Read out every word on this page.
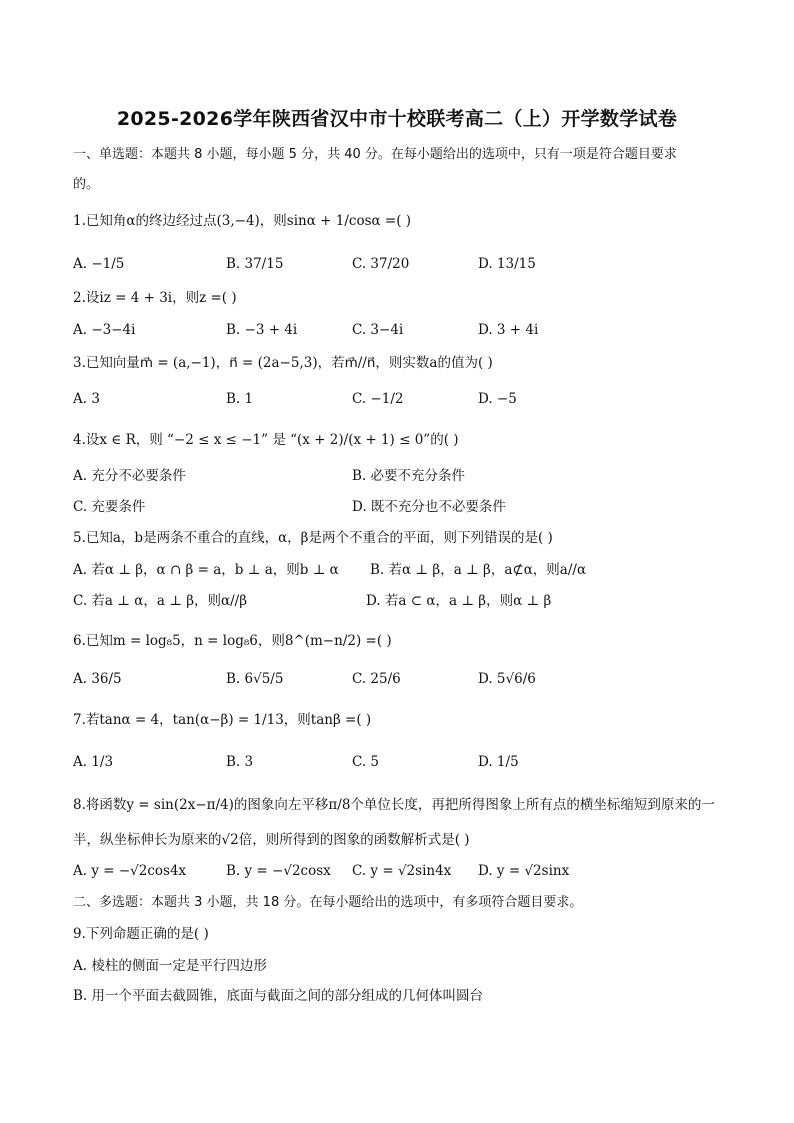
2025-2026学年陕西省汉中市十校联考高二（上）开学数学试卷
一、单选题：本题共 8 小题，每小题 5 分，共 40 分。在每小题给出的选项中，只有一项是符合题目要求
的。
1.已知角α的终边经过点(3,−4)，则sinα + 1/cosα =( )
A. −1/5	B. 37/15	C. 37/20	D. 13/15
2.设iz = 4 + 3i，则z =( )
A. −3−4i	B. −3 + 4i	C. 3−4i	D. 3 + 4i
3.已知向量m⃗ = (a,−1)，n⃗ = (2a−5,3)，若m⃗//n⃗，则实数a的值为( )
A. 3	B. 1	C. −1/2	D. −5
4.设x ∈ R，则 “−2 ≤ x ≤ −1” 是 “(x + 2)/(x + 1) ≤ 0”的( )
A. 充分不必要条件	B. 必要不充分条件
C. 充要条件	D. 既不充分也不必要条件
5.已知a，b是两条不重合的直线，α，β是两个不重合的平面，则下列错误的是( )
A. 若α ⊥ β，α ∩ β = a，b ⊥ a，则b ⊥ α B. 若α ⊥ β，a ⊥ β，a⊄α，则a//α
C. 若a ⊥ α，a ⊥ β，则α//β	D. 若a ⊂ α，a ⊥ β，则α ⊥ β
6.已知m = log₈5，n = log₈6，则8^(m−n/2) =( )
A. 36/5	B. 6√5/5	C. 25/6	D. 5√6/6
7.若tanα = 4，tan(α−β) = 1/13，则tanβ =( )
A. 1/3	B. 3	C. 5	D. 1/5
8.将函数y = sin(2x−π/4)的图象向左平移π/8个单位长度，再把所得图象上所有点的横坐标缩短到原来的一
半，纵坐标伸长为原来的√2倍，则所得到的图象的函数解析式是( )
A. y = −√2cos4x	B. y = −√2cosx C. y = √2sin4x D. y = √2sinx
二、多选题：本题共 3 小题，共 18 分。在每小题给出的选项中，有多项符合题目要求。
9.下列命题正确的是( )
A. 棱柱的侧面一定是平行四边形
B. 用一个平面去截圆锥，底面与截面之间的部分组成的几何体叫圆台
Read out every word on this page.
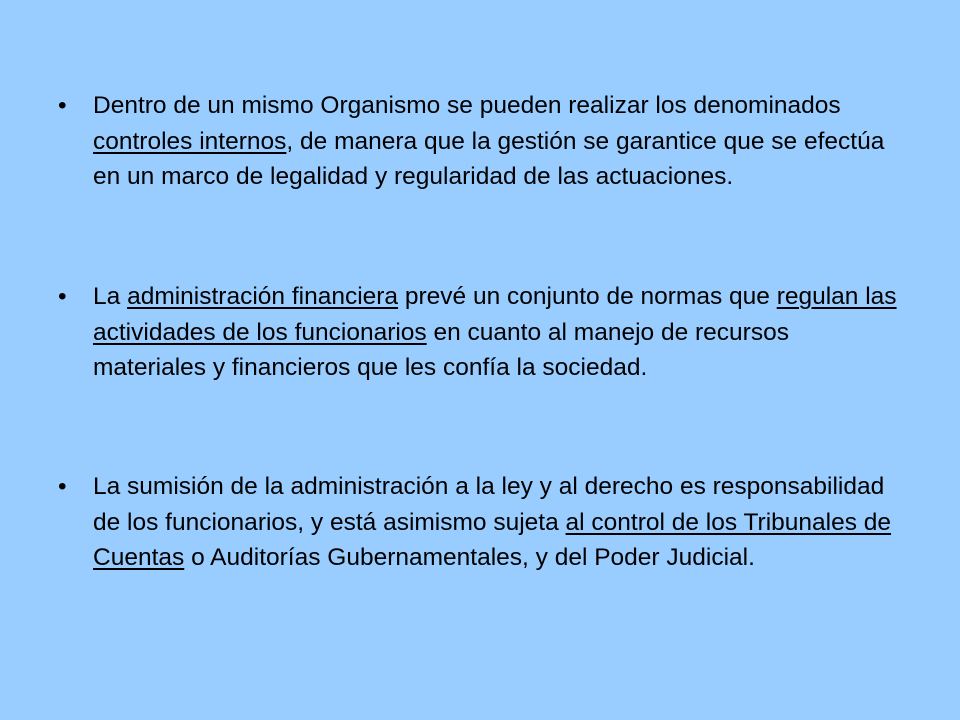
•	Dentro de un mismo Organismo se pueden realizar los denominados controles internos, de manera que la gestión se garantice que se efectúa en un marco de legalidad y regularidad de las actuaciones.
•	La administración financiera prevé un conjunto de normas que regulan las actividades de los funcionarios en cuanto al manejo de recursos materiales y financieros que les confía la sociedad.
•	La sumisión de la administración a la ley y al derecho es responsabilidad de los funcionarios, y está asimismo sujeta al control de los Tribunales de Cuentas o Auditorías Gubernamentales, y del Poder Judicial.
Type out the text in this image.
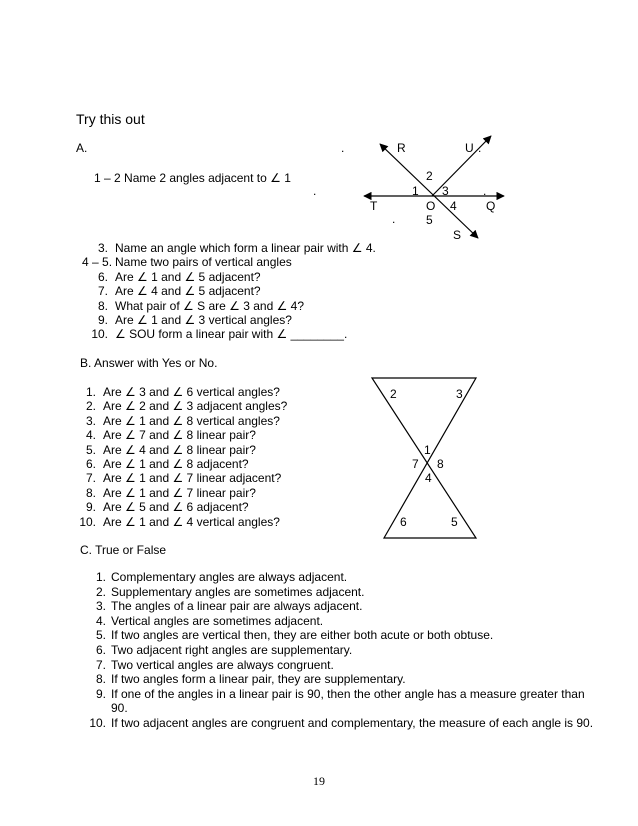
Try this out
A.	.
1 – 2 Name 2 angles adjacent to ∠ 1
.
.
3. Name an angle which form a linear pair with ∠ 4.
4 – 5. Name two pairs of vertical angles
6. Are ∠ 1 and ∠ 5 adjacent?
7. Are ∠ 4 and ∠ 5 adjacent?
8. What pair of ∠ S are ∠ 3 and ∠ 4?
9. Are ∠ 1 and ∠ 3 vertical angles?
10. ∠ SOU form a linear pair with ∠ ________.
B. Answer with Yes or No.
1. Are ∠ 3 and ∠ 6 vertical angles?
2. Are ∠ 2 and ∠ 3 adjacent angles?
3. Are ∠ 1 and ∠ 8 vertical angles?
4. Are ∠ 7 and ∠ 8 linear pair?
5. Are ∠ 4 and ∠ 8 linear pair?
6. Are ∠ 1 and ∠ 8 adjacent?
7. Are ∠ 1 and ∠ 7 linear adjacent?
8. Are ∠ 1 and ∠ 7 linear pair?
9. Are ∠ 5 and ∠ 6 adjacent?
10. Are ∠ 1 and ∠ 4 vertical angles?
C. True or False
1. Complementary angles are always adjacent.
2. Supplementary angles are sometimes adjacent.
3. The angles of a linear pair are always adjacent.
4. Vertical angles are sometimes adjacent.
5. If two angles are vertical then, they are either both acute or both obtuse.
6. Two adjacent right angles are supplementary.
7. Two vertical angles are always congruent.
8. If two angles form a linear pair, they are supplementary.
9. If one of the angles in a linear pair is 90, then the other angle has a measure greater than 90.
10. If two adjacent angles are congruent and complementary, the measure of each angle is 90.
19
R	U .
2
1 3	.
T	O 4 Q
5
S
2	3
1
7 8
4
6	5
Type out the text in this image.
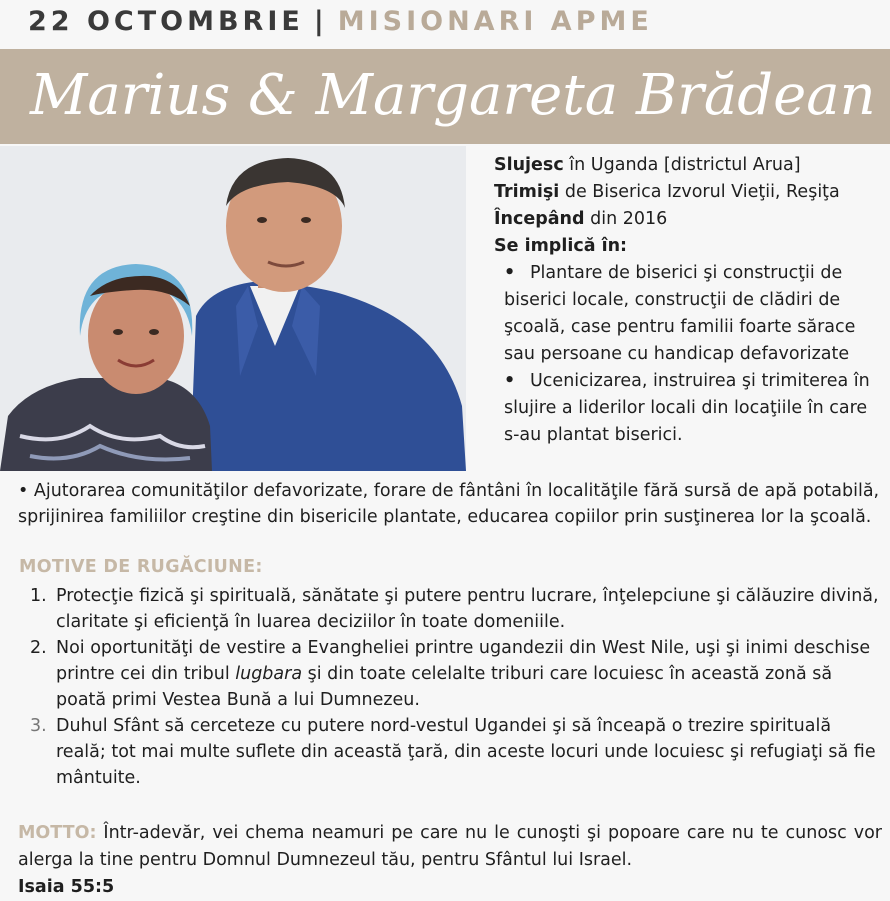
22 OCTOMBRIE | MISIONARI APME
Marius & Margareta Brădean

Slujesc în Uganda [districtul Arua]

Trimişi de Biserica Izvorul Vieţii, Reşiţa

Începând din 2016

Se implică în:

• Plantare de biserici şi construcţii de biserici locale, construcţii de clădiri de şcoală, case pentru familii foarte sărace sau persoane cu handicap defavorizate

• Ucenicizarea, instruirea şi trimiterea în slujire a liderilor locali din locaţiile în care s-au plantat biserici.

• Ajutorarea comunităţilor defavorizate, forare de fântâni în localităţile fără sursă de apă potabilă, sprijinirea familiilor creştine din bisericile plantate, educarea copiilor prin susţinerea lor la şcoală.
MOTIVE DE RUGĂCIUNE:
1. Protecţie fizică şi spirituală, sănătate şi putere pentru lucrare, înţelepciune şi călăuzire divină, claritate şi eficienţă în luarea deciziilor în toate domeniile.
2. Noi oportunităţi de vestire a Evangheliei printre ugandezii din West Nile, uşi şi inimi deschise printre cei din tribul lugbara şi din toate celelalte triburi care locuiesc în această zonă să poată primi Vestea Bună a lui Dumnezeu.
3. Duhul Sfânt să cerceteze cu putere nord-vestul Ugandei şi să înceapă o trezire spirituală reală; tot mai multe suflete din această ţară, din aceste locuri unde locuiesc şi refugiaţi să fie mântuite.
MOTTO: Într-adevăr, vei chema neamuri pe care nu le cunoşti şi popoare care nu te cunosc vor alerga la tine pentru Domnul Dumnezeul tău, pentru Sfântul lui Israel.
Isaia 55:5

__Exercise__.
Would you mind returning each entry above word for word, skipping the images?

__Solution to this exercise__.
Read out every word on this page.
2025-2026学年陕西省汉中市十校联考高二（上）开学数学试卷
一、单选题：本题共 8 小题，每小题 5 分，共 40 分。在每小题给出的选项中，只有一项是符合题目要求
的。
1.已知角α的终边经过点(3,−4)，则sinα + 1/cosα =( )
A. −1/5	B. 37/15	C. 37/20	D. 13/15
2.设iz = 4 + 3i，则z =( )
A. −3−4i	B. −3 + 4i	C. 3−4i	D. 3 + 4i
3.已知向量m⃗ = (a,−1)，n⃗ = (2a−5,3)，若m⃗//n⃗，则实数a的值为( )
A. 3	B. 1	C. −1/2	D. −5
4.设x ∈ R，则 “−2 ≤ x ≤ −1” 是 “(x + 2)/(x + 1) ≤ 0”的( )
A. 充分不必要条件	B. 必要不充分条件
C. 充要条件	D. 既不充分也不必要条件
5.已知a，b是两条不重合的直线，α，β是两个不重合的平面，则下列错误的是( )
A. 若α ⊥ β，α ∩ β = a，b ⊥ a，则b ⊥ α B. 若α ⊥ β，a ⊥ β，a⊄α，则a//α
C. 若a ⊥ α，a ⊥ β，则α//β	D. 若a ⊂ α，a ⊥ β，则α ⊥ β
6.已知m = log₈5，n = log₈6，则8^(m−n/2) =( )
A. 36/5	B. 6√5/5	C. 25/6	D. 5√6/6
7.若tanα = 4，tan(α−β) = 1/13，则tanβ =( )
A. 1/3	B. 3	C. 5	D. 1/5
8.将函数y = sin(2x−π/4)的图象向左平移π/8个单位长度，再把所得图象上所有点的横坐标缩短到原来的一
半，纵坐标伸长为原来的√2倍，则所得到的图象的函数解析式是( )
A. y = −√2cos4x	B. y = −√2cosx C. y = √2sin4x D. y = √2sinx
二、多选题：本题共 3 小题，共 18 分。在每小题给出的选项中，有多项符合题目要求。
9.下列命题正确的是( )
A. 棱柱的侧面一定是平行四边形
B. 用一个平面去截圆锥，底面与截面之间的部分组成的几何体叫圆台
Read out every word on this page.
•	Dentro de un mismo Organismo se pueden realizar los denominados controles internos, de manera que la gestión se garantice que se efectúa en un marco de legalidad y regularidad de las actuaciones.
•	La administración financiera prevé un conjunto de normas que regulan las actividades de los funcionarios en cuanto al manejo de recursos materiales y financieros que les confía la sociedad.
•	La sumisión de la administración a la ley y al derecho es responsabilidad de los funcionarios, y está asimismo sujeta al control de los Tribunales de Cuentas o Auditorías Gubernamentales, y del Poder Judicial.
Type out the text in this image.
Try this out
A.	.
1 – 2 Name 2 angles adjacent to ∠ 1
.
.
3. Name an angle which form a linear pair with ∠ 4.
4 – 5. Name two pairs of vertical angles
6. Are ∠ 1 and ∠ 5 adjacent?
7. Are ∠ 4 and ∠ 5 adjacent?
8. What pair of ∠ S are ∠ 3 and ∠ 4?
9. Are ∠ 1 and ∠ 3 vertical angles?
10. ∠ SOU form a linear pair with ∠ ________.
B. Answer with Yes or No.
1. Are ∠ 3 and ∠ 6 vertical angles?
2. Are ∠ 2 and ∠ 3 adjacent angles?
3. Are ∠ 1 and ∠ 8 vertical angles?
4. Are ∠ 7 and ∠ 8 linear pair?
5. Are ∠ 4 and ∠ 8 linear pair?
6. Are ∠ 1 and ∠ 8 adjacent?
7. Are ∠ 1 and ∠ 7 linear adjacent?
8. Are ∠ 1 and ∠ 7 linear pair?
9. Are ∠ 5 and ∠ 6 adjacent?
10. Are ∠ 1 and ∠ 4 vertical angles?
C. True or False
1. Complementary angles are always adjacent.
2. Supplementary angles are sometimes adjacent.
3. The angles of a linear pair are always adjacent.
4. Vertical angles are sometimes adjacent.
5. If two angles are vertical then, they are either both acute or both obtuse.
6. Two adjacent right angles are supplementary.
7. Two vertical angles are always congruent.
8. If two angles form a linear pair, they are supplementary.
9. If one of the angles in a linear pair is 90, then the other angle has a measure greater than 90.
10. If two adjacent angles are congruent and complementary, the measure of each angle is 90.
19
R	U .
2
1 3	.
T	O 4 Q
5
S
2	3
1
7 8
4
6	5
Type out the text in this image.
22 OCTOMBRIE | MISIONARI APME
Marius & Margareta Brădean

Slujesc în Uganda [districtul Arua]

Trimişi de Biserica Izvorul Vieţii, Reşiţa

Începând din 2016

Se implică în:

• Plantare de biserici şi construcţii de biserici locale, construcţii de clădiri de şcoală, case pentru familii foarte sărace sau persoane cu handicap defavorizate

• Ucenicizarea, instruirea şi trimiterea în slujire a liderilor locali din locaţiile în care s-au plantat biserici.

• Ajutorarea comunităţilor defavorizate, forare de fântâni în localităţile fără sursă de apă potabilă, sprijinirea familiilor creştine din bisericile plantate, educarea copiilor prin susţinerea lor la şcoală.
MOTIVE DE RUGĂCIUNE:
1. Protecţie fizică şi spirituală, sănătate şi putere pentru lucrare, înţelepciune şi călăuzire divină, claritate şi eficienţă în luarea deciziilor în toate domeniile.
2. Noi oportunităţi de vestire a Evangheliei printre ugandezii din West Nile, uşi şi inimi deschise printre cei din tribul lugbara şi din toate celelalte triburi care locuiesc în această zonă să poată primi Vestea Bună a lui Dumnezeu.
3. Duhul Sfânt să cerceteze cu putere nord-vestul Ugandei şi să înceapă o trezire spirituală reală; tot mai multe suflete din această ţară, din aceste locuri unde locuiesc şi refugiaţi să fie mântuite.
MOTTO: Într-adevăr, vei chema neamuri pe care nu le cunoşti şi popoare care nu te cunosc vor alerga la tine pentru Domnul Dumnezeul tău, pentru Sfântul lui Israel.
Isaia 55:5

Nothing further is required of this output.